Items from a figure collection

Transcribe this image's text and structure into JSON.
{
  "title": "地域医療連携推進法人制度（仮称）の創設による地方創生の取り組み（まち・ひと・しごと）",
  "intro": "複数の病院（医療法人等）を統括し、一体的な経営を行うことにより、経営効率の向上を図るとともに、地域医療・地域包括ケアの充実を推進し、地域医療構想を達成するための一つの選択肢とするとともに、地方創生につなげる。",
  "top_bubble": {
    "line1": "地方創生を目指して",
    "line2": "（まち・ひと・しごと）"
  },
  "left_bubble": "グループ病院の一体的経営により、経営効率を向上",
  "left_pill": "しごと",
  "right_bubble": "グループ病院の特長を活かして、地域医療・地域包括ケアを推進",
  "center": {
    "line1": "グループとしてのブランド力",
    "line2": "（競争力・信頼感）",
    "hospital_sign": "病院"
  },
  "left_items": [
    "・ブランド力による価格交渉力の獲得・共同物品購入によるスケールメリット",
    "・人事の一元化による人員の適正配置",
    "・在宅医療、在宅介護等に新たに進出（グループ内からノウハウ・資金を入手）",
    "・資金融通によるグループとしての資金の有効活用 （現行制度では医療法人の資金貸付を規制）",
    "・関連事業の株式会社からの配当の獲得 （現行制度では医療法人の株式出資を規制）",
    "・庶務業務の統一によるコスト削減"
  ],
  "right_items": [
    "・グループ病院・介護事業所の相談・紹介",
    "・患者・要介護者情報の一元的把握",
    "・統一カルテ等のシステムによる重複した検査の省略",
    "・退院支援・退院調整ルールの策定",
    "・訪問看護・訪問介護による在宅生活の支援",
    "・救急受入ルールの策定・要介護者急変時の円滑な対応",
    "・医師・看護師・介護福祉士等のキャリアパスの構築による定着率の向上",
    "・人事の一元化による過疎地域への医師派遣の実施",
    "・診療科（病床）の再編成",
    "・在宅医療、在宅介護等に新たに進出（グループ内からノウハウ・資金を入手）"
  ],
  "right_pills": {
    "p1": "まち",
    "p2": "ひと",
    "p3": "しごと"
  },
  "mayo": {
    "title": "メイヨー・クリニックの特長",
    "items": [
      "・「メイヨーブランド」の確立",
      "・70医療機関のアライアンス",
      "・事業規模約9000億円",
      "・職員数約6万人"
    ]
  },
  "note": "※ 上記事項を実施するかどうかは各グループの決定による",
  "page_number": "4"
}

WRITTEN EXERCISE:
Output each entry precisely as given.

EXERCISE SOLUTION:
Transcribe this image's text and structure into JSON.
{
  "title": "地域医療連携推進法人制度（仮称）の創設による地方創生の取り組み（まち・ひと・しごと）",
  "intro": "複数の病院（医療法人等）を統括し、一体的な経営を行うことにより、経営効率の向上を図るとともに、地域医療・地域包括ケアの充実を推進し、地域医療構想を達成するための一つの選択肢とするとともに、地方創生につなげる。",
  "top_bubble": {
    "line1": "地方創生を目指して",
    "line2": "（まち・ひと・しごと）"
  },
  "left_bubble": "グループ病院の一体的経営により、経営効率を向上",
  "left_pill": "しごと",
  "right_bubble": "グループ病院の特長を活かして、地域医療・地域包括ケアを推進",
  "center": {
    "line1": "グループとしてのブランド力",
    "line2": "（競争力・信頼感）",
    "hospital_sign": "病院"
  },
  "left_items": [
    "・ブランド力による価格交渉力の獲得・共同物品購入によるスケールメリット",
    "・人事の一元化による人員の適正配置",
    "・在宅医療、在宅介護等に新たに進出（グループ内からノウハウ・資金を入手）",
    "・資金融通によるグループとしての資金の有効活用 （現行制度では医療法人の資金貸付を規制）",
    "・関連事業の株式会社からの配当の獲得 （現行制度では医療法人の株式出資を規制）",
    "・庶務業務の統一によるコスト削減"
  ],
  "right_items": [
    "・グループ病院・介護事業所の相談・紹介",
    "・患者・要介護者情報の一元的把握",
    "・統一カルテ等のシステムによる重複した検査の省略",
    "・退院支援・退院調整ルールの策定",
    "・訪問看護・訪問介護による在宅生活の支援",
    "・救急受入ルールの策定・要介護者急変時の円滑な対応",
    "・医師・看護師・介護福祉士等のキャリアパスの構築による定着率の向上",
    "・人事の一元化による過疎地域への医師派遣の実施",
    "・診療科（病床）の再編成",
    "・在宅医療、在宅介護等に新たに進出（グループ内からノウハウ・資金を入手）"
  ],
  "right_pills": {
    "p1": "まち",
    "p2": "ひと",
    "p3": "しごと"
  },
  "mayo": {
    "title": "メイヨー・クリニックの特長",
    "items": [
      "・「メイヨーブランド」の確立",
      "・70医療機関のアライアンス",
      "・事業規模約9000億円",
      "・職員数約6万人"
    ]
  },
  "note": "※ 上記事項を実施するかどうかは各グループの決定による",
  "page_number": "4"
}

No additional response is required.